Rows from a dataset
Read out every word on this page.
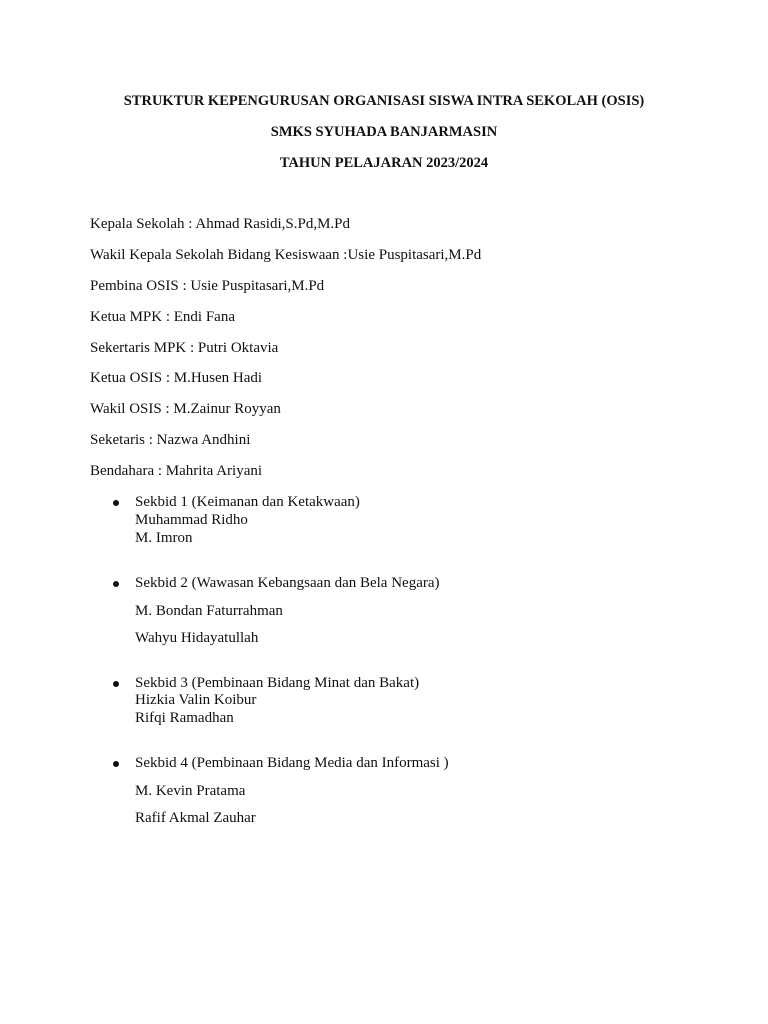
STRUKTUR KEPENGURUSAN ORGANISASI SISWA INTRA SEKOLAH (OSIS)
SMKS SYUHADA BANJARMASIN
TAHUN PELAJARAN 2023/2024
Kepala Sekolah : Ahmad Rasidi,S.Pd,M.Pd
Wakil Kepala Sekolah Bidang Kesiswaan :Usie Puspitasari,M.Pd
Pembina OSIS : Usie Puspitasari,M.Pd
Ketua MPK : Endi Fana
Sekertaris MPK : Putri Oktavia
Ketua OSIS : M.Husen Hadi
Wakil OSIS : M.Zainur Royyan
Seketaris : Nazwa Andhini
Bendahara : Mahrita Ariyani
Sekbid 1 (Keimanan dan Ketakwaan)
Muhammad Ridho
M. Imron
Sekbid 2 (Wawasan Kebangsaan dan Bela Negara)
M. Bondan Faturrahman
Wahyu Hidayatullah
Sekbid 3 (Pembinaan Bidang Minat dan Bakat)
Hizkia Valin Koibur
Rifqi Ramadhan
Sekbid 4 (Pembinaan Bidang Media dan Informasi )
M. Kevin Pratama
Rafif Akmal Zauhar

# JOB:
Pick out every line above that holds the word "Usie" and copy it.

# EXERCISE RESPONSE:
Wakil Kepala Sekolah Bidang Kesiswaan :Usie Puspitasari,M.Pd
Pembina OSIS : Usie Puspitasari,M.Pd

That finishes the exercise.